═══ Records to use
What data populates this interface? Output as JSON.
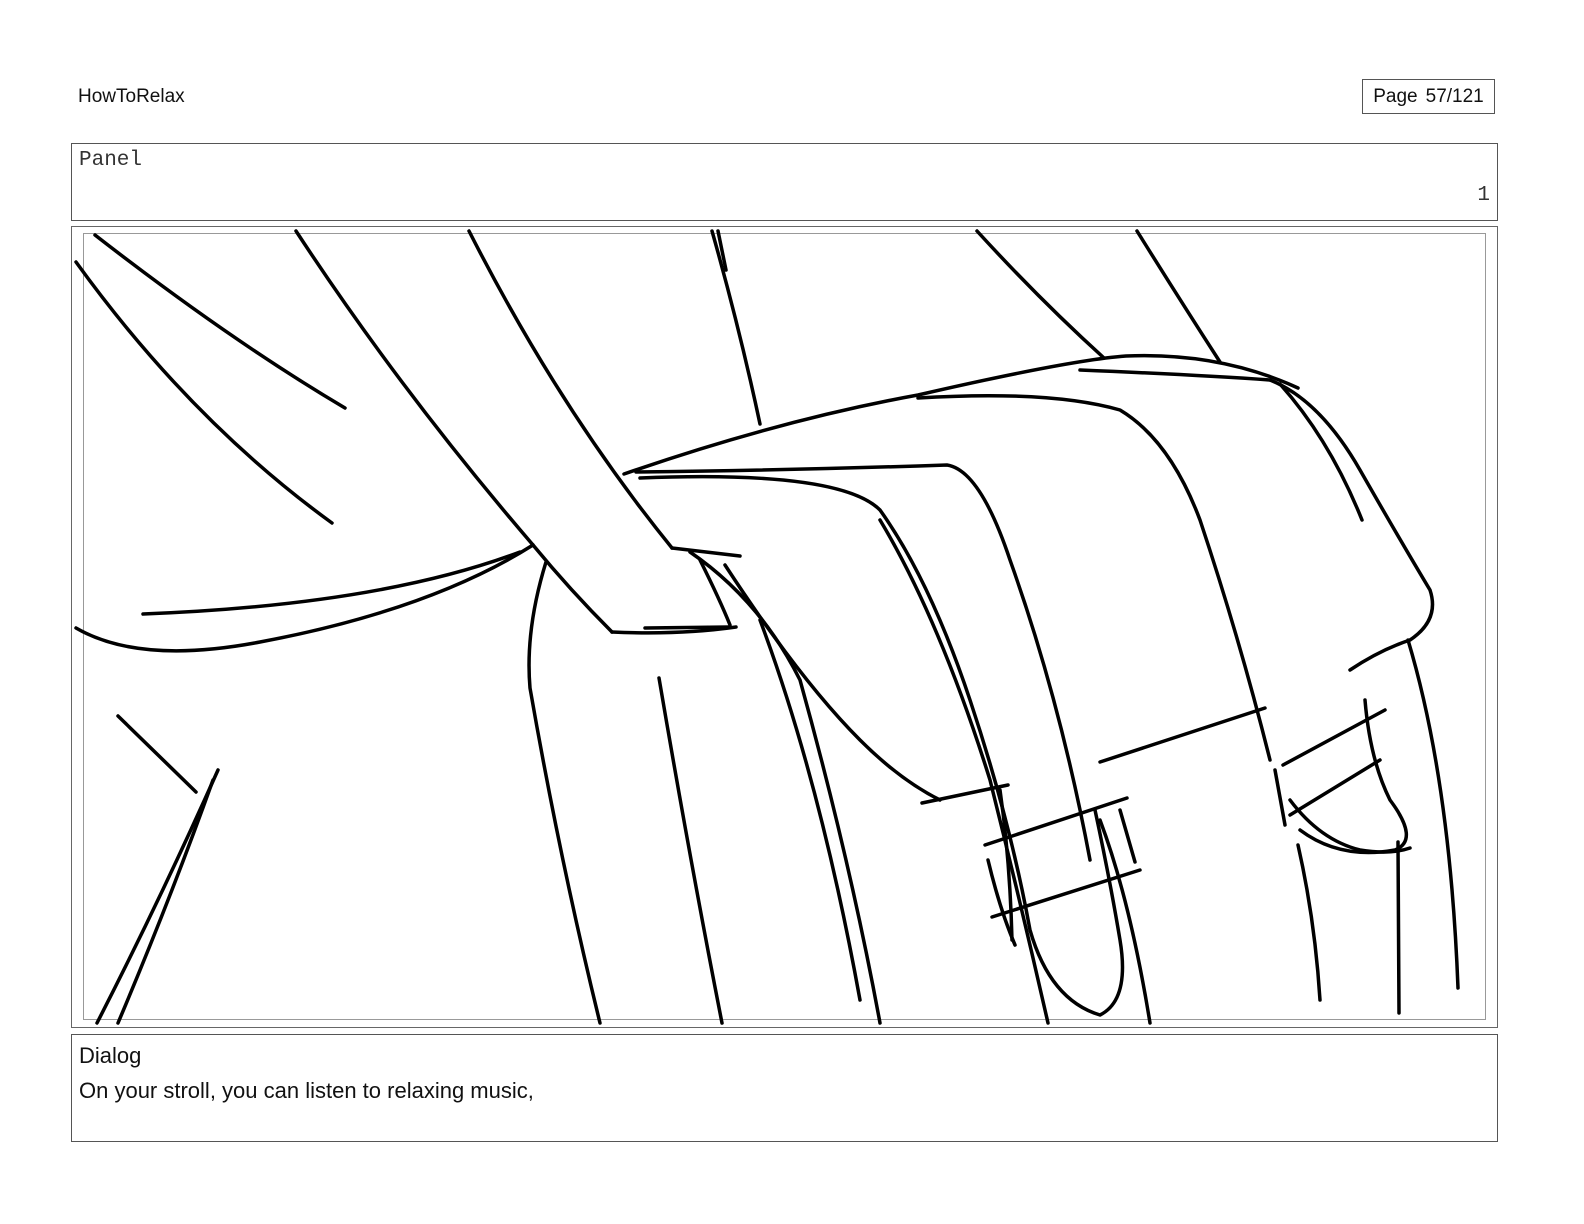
{
  "header": {
    "project_title": "HowToRelax",
    "page_label": "Page",
    "page_number": "57/121"
  },
  "panel": {
    "label": "Panel",
    "number": "1"
  },
  "dialog": {
    "label": "Dialog",
    "text": "On your stroll, you can listen to relaxing music,"
  }
}
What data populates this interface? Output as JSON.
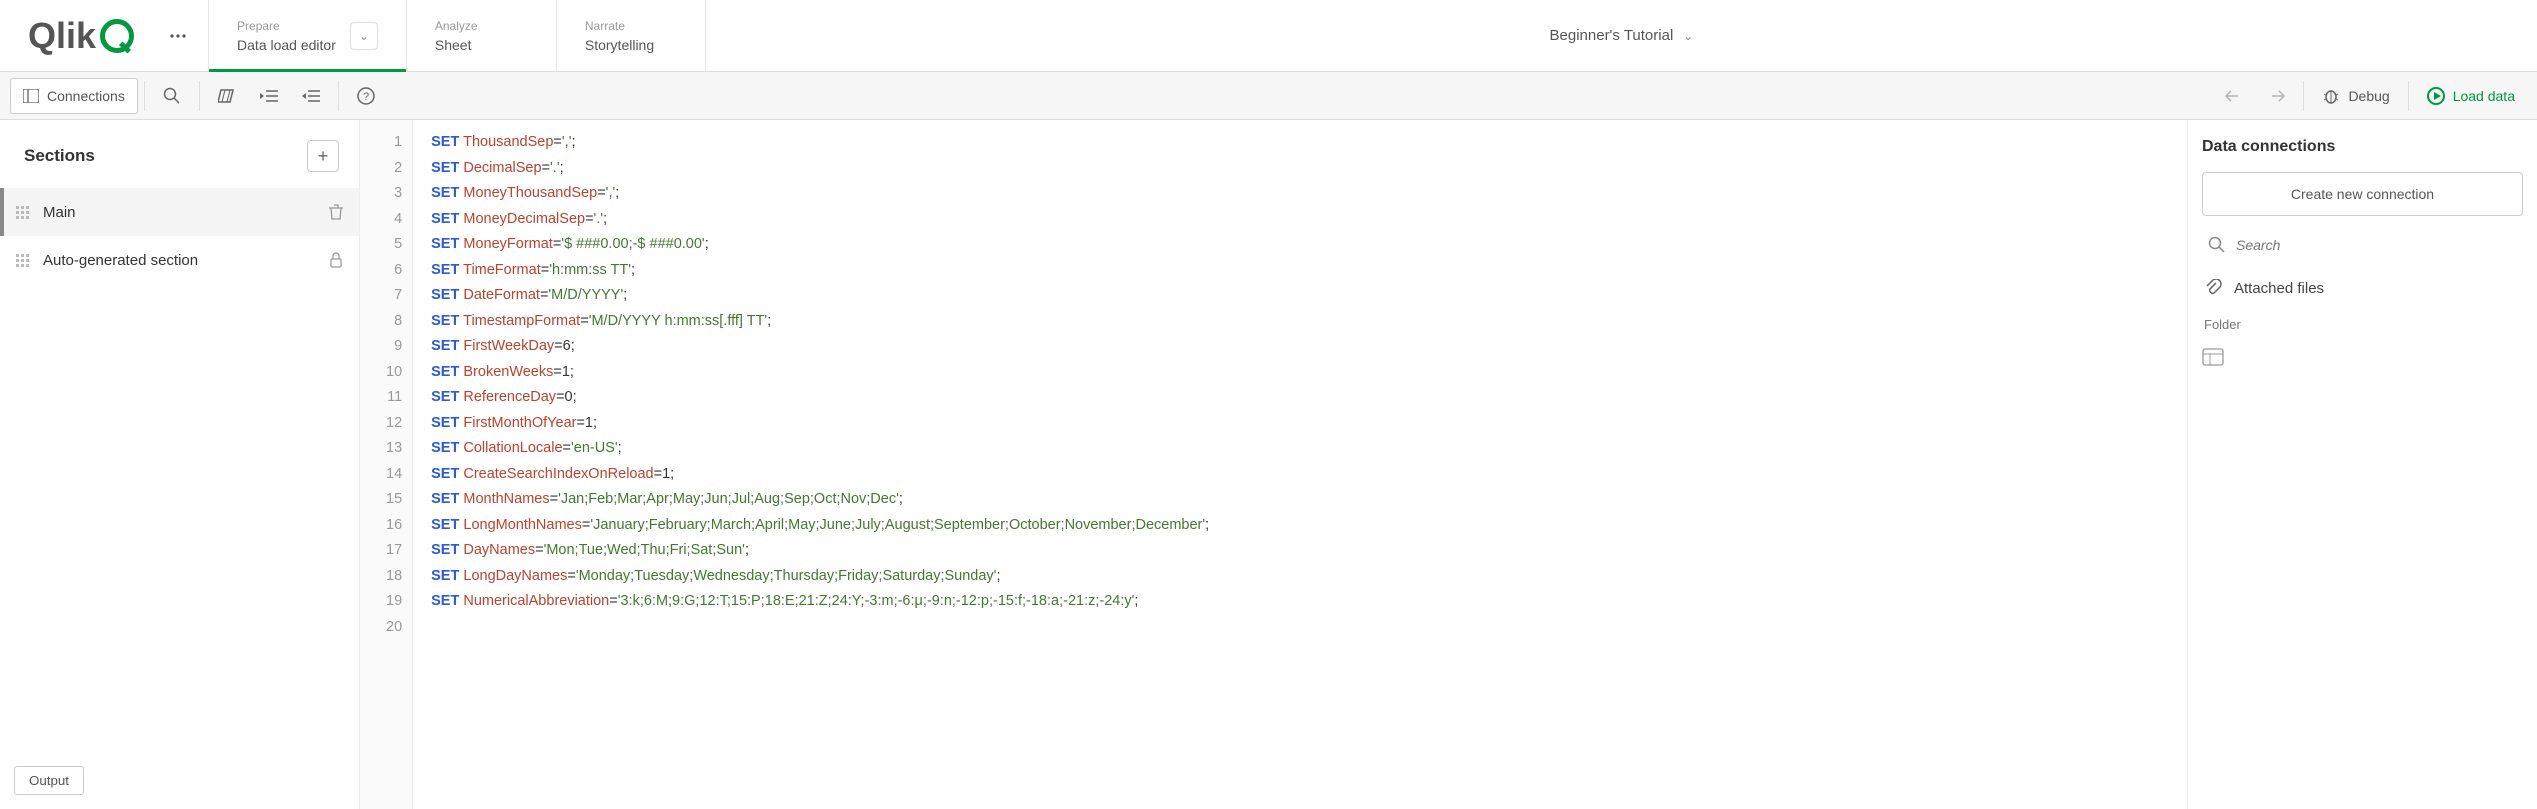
{
  "logo_text": "Qlik",
  "tabs": [
    {
      "eyebrow": "Prepare",
      "title": "Data load editor"
    },
    {
      "eyebrow": "Analyze",
      "title": "Sheet"
    },
    {
      "eyebrow": "Narrate",
      "title": "Storytelling"
    }
  ],
  "app_title": "Beginner's Tutorial",
  "toolbar": {
    "connections": "Connections",
    "debug": "Debug",
    "load": "Load data"
  },
  "sections": {
    "heading": "Sections",
    "items": [
      {
        "label": "Main"
      },
      {
        "label": "Auto-generated section"
      }
    ],
    "output": "Output"
  },
  "code_lines": [
    {
      "n": 1,
      "kw": "SET",
      "var": "ThousandSep",
      "rest": "=",
      "str": "','",
      "tail": ";"
    },
    {
      "n": 2,
      "kw": "SET",
      "var": "DecimalSep",
      "rest": "=",
      "str": "'.'",
      "tail": ";"
    },
    {
      "n": 3,
      "kw": "SET",
      "var": "MoneyThousandSep",
      "rest": "=",
      "str": "','",
      "tail": ";"
    },
    {
      "n": 4,
      "kw": "SET",
      "var": "MoneyDecimalSep",
      "rest": "=",
      "str": "'.'",
      "tail": ";"
    },
    {
      "n": 5,
      "kw": "SET",
      "var": "MoneyFormat",
      "rest": "=",
      "str": "'$ ###0.00;-$ ###0.00'",
      "tail": ";"
    },
    {
      "n": 6,
      "kw": "SET",
      "var": "TimeFormat",
      "rest": "=",
      "str": "'h:mm:ss TT'",
      "tail": ";"
    },
    {
      "n": 7,
      "kw": "SET",
      "var": "DateFormat",
      "rest": "=",
      "str": "'M/D/YYYY'",
      "tail": ";"
    },
    {
      "n": 8,
      "kw": "SET",
      "var": "TimestampFormat",
      "rest": "=",
      "str": "'M/D/YYYY h:mm:ss[.fff] TT'",
      "tail": ";"
    },
    {
      "n": 9,
      "kw": "SET",
      "var": "FirstWeekDay",
      "rest": "=6;",
      "str": "",
      "tail": ""
    },
    {
      "n": 10,
      "kw": "SET",
      "var": "BrokenWeeks",
      "rest": "=1;",
      "str": "",
      "tail": ""
    },
    {
      "n": 11,
      "kw": "SET",
      "var": "ReferenceDay",
      "rest": "=0;",
      "str": "",
      "tail": ""
    },
    {
      "n": 12,
      "kw": "SET",
      "var": "FirstMonthOfYear",
      "rest": "=1;",
      "str": "",
      "tail": ""
    },
    {
      "n": 13,
      "kw": "SET",
      "var": "CollationLocale",
      "rest": "=",
      "str": "'en-US'",
      "tail": ";"
    },
    {
      "n": 14,
      "kw": "SET",
      "var": "CreateSearchIndexOnReload",
      "rest": "=1;",
      "str": "",
      "tail": ""
    },
    {
      "n": 15,
      "kw": "SET",
      "var": "MonthNames",
      "rest": "=",
      "str": "'Jan;Feb;Mar;Apr;May;Jun;Jul;Aug;Sep;Oct;Nov;Dec'",
      "tail": ";"
    },
    {
      "n": 16,
      "kw": "SET",
      "var": "LongMonthNames",
      "rest": "=",
      "str": "'January;February;March;April;May;June;July;August;September;October;November;December'",
      "tail": ";"
    },
    {
      "n": 17,
      "kw": "SET",
      "var": "DayNames",
      "rest": "=",
      "str": "'Mon;Tue;Wed;Thu;Fri;Sat;Sun'",
      "tail": ";"
    },
    {
      "n": 18,
      "kw": "SET",
      "var": "LongDayNames",
      "rest": "=",
      "str": "'Monday;Tuesday;Wednesday;Thursday;Friday;Saturday;Sunday'",
      "tail": ";"
    },
    {
      "n": 19,
      "kw": "SET",
      "var": "NumericalAbbreviation",
      "rest": "=",
      "str": "'3:k;6:M;9:G;12:T;15:P;18:E;21:Z;24:Y;-3:m;-6:μ;-9:n;-12:p;-15:f;-18:a;-21:z;-24:y'",
      "tail": ";"
    },
    {
      "n": 20,
      "kw": "",
      "var": "",
      "rest": "",
      "str": "",
      "tail": ""
    }
  ],
  "right": {
    "heading": "Data connections",
    "new_conn": "Create new connection",
    "search_placeholder": "Search",
    "attached": "Attached files",
    "folder": "Folder"
  }
}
══════
The problem: Give every line back word for word and leave the pictures out.

Answer for the task:
What data populates this interface? Output as JSON.
{
  "header": {
    "project_title": "HowToRelax",
    "page_label": "Page",
    "page_number": "57/121"
  },
  "panel": {
    "label": "Panel",
    "number": "1"
  },
  "dialog": {
    "label": "Dialog",
    "text": "On your stroll, you can listen to relaxing music,"
  }
}
What data populates this interface? Output as JSON.
{
  "logo_text": "Qlik",
  "tabs": [
    {
      "eyebrow": "Prepare",
      "title": "Data load editor"
    },
    {
      "eyebrow": "Analyze",
      "title": "Sheet"
    },
    {
      "eyebrow": "Narrate",
      "title": "Storytelling"
    }
  ],
  "app_title": "Beginner's Tutorial",
  "toolbar": {
    "connections": "Connections",
    "debug": "Debug",
    "load": "Load data"
  },
  "sections": {
    "heading": "Sections",
    "items": [
      {
        "label": "Main"
      },
      {
        "label": "Auto-generated section"
      }
    ],
    "output": "Output"
  },
  "code_lines": [
    {
      "n": 1,
      "kw": "SET",
      "var": "ThousandSep",
      "rest": "=",
      "str": "','",
      "tail": ";"
    },
    {
      "n": 2,
      "kw": "SET",
      "var": "DecimalSep",
      "rest": "=",
      "str": "'.'",
      "tail": ";"
    },
    {
      "n": 3,
      "kw": "SET",
      "var": "MoneyThousandSep",
      "rest": "=",
      "str": "','",
      "tail": ";"
    },
    {
      "n": 4,
      "kw": "SET",
      "var": "MoneyDecimalSep",
      "rest": "=",
      "str": "'.'",
      "tail": ";"
    },
    {
      "n": 5,
      "kw": "SET",
      "var": "MoneyFormat",
      "rest": "=",
      "str": "'$ ###0.00;-$ ###0.00'",
      "tail": ";"
    },
    {
      "n": 6,
      "kw": "SET",
      "var": "TimeFormat",
      "rest": "=",
      "str": "'h:mm:ss TT'",
      "tail": ";"
    },
    {
      "n": 7,
      "kw": "SET",
      "var": "DateFormat",
      "rest": "=",
      "str": "'M/D/YYYY'",
      "tail": ";"
    },
    {
      "n": 8,
      "kw": "SET",
      "var": "TimestampFormat",
      "rest": "=",
      "str": "'M/D/YYYY h:mm:ss[.fff] TT'",
      "tail": ";"
    },
    {
      "n": 9,
      "kw": "SET",
      "var": "FirstWeekDay",
      "rest": "=6;",
      "str": "",
      "tail": ""
    },
    {
      "n": 10,
      "kw": "SET",
      "var": "BrokenWeeks",
      "rest": "=1;",
      "str": "",
      "tail": ""
    },
    {
      "n": 11,
      "kw": "SET",
      "var": "ReferenceDay",
      "rest": "=0;",
      "str": "",
      "tail": ""
    },
    {
      "n": 12,
      "kw": "SET",
      "var": "FirstMonthOfYear",
      "rest": "=1;",
      "str": "",
      "tail": ""
    },
    {
      "n": 13,
      "kw": "SET",
      "var": "CollationLocale",
      "rest": "=",
      "str": "'en-US'",
      "tail": ";"
    },
    {
      "n": 14,
      "kw": "SET",
      "var": "CreateSearchIndexOnReload",
      "rest": "=1;",
      "str": "",
      "tail": ""
    },
    {
      "n": 15,
      "kw": "SET",
      "var": "MonthNames",
      "rest": "=",
      "str": "'Jan;Feb;Mar;Apr;May;Jun;Jul;Aug;Sep;Oct;Nov;Dec'",
      "tail": ";"
    },
    {
      "n": 16,
      "kw": "SET",
      "var": "LongMonthNames",
      "rest": "=",
      "str": "'January;February;March;April;May;June;July;August;September;October;November;December'",
      "tail": ";"
    },
    {
      "n": 17,
      "kw": "SET",
      "var": "DayNames",
      "rest": "=",
      "str": "'Mon;Tue;Wed;Thu;Fri;Sat;Sun'",
      "tail": ";"
    },
    {
      "n": 18,
      "kw": "SET",
      "var": "LongDayNames",
      "rest": "=",
      "str": "'Monday;Tuesday;Wednesday;Thursday;Friday;Saturday;Sunday'",
      "tail": ";"
    },
    {
      "n": 19,
      "kw": "SET",
      "var": "NumericalAbbreviation",
      "rest": "=",
      "str": "'3:k;6:M;9:G;12:T;15:P;18:E;21:Z;24:Y;-3:m;-6:μ;-9:n;-12:p;-15:f;-18:a;-21:z;-24:y'",
      "tail": ";"
    },
    {
      "n": 20,
      "kw": "",
      "var": "",
      "rest": "",
      "str": "",
      "tail": ""
    }
  ],
  "right": {
    "heading": "Data connections",
    "new_conn": "Create new connection",
    "search_placeholder": "Search",
    "attached": "Attached files",
    "folder": "Folder"
  }
}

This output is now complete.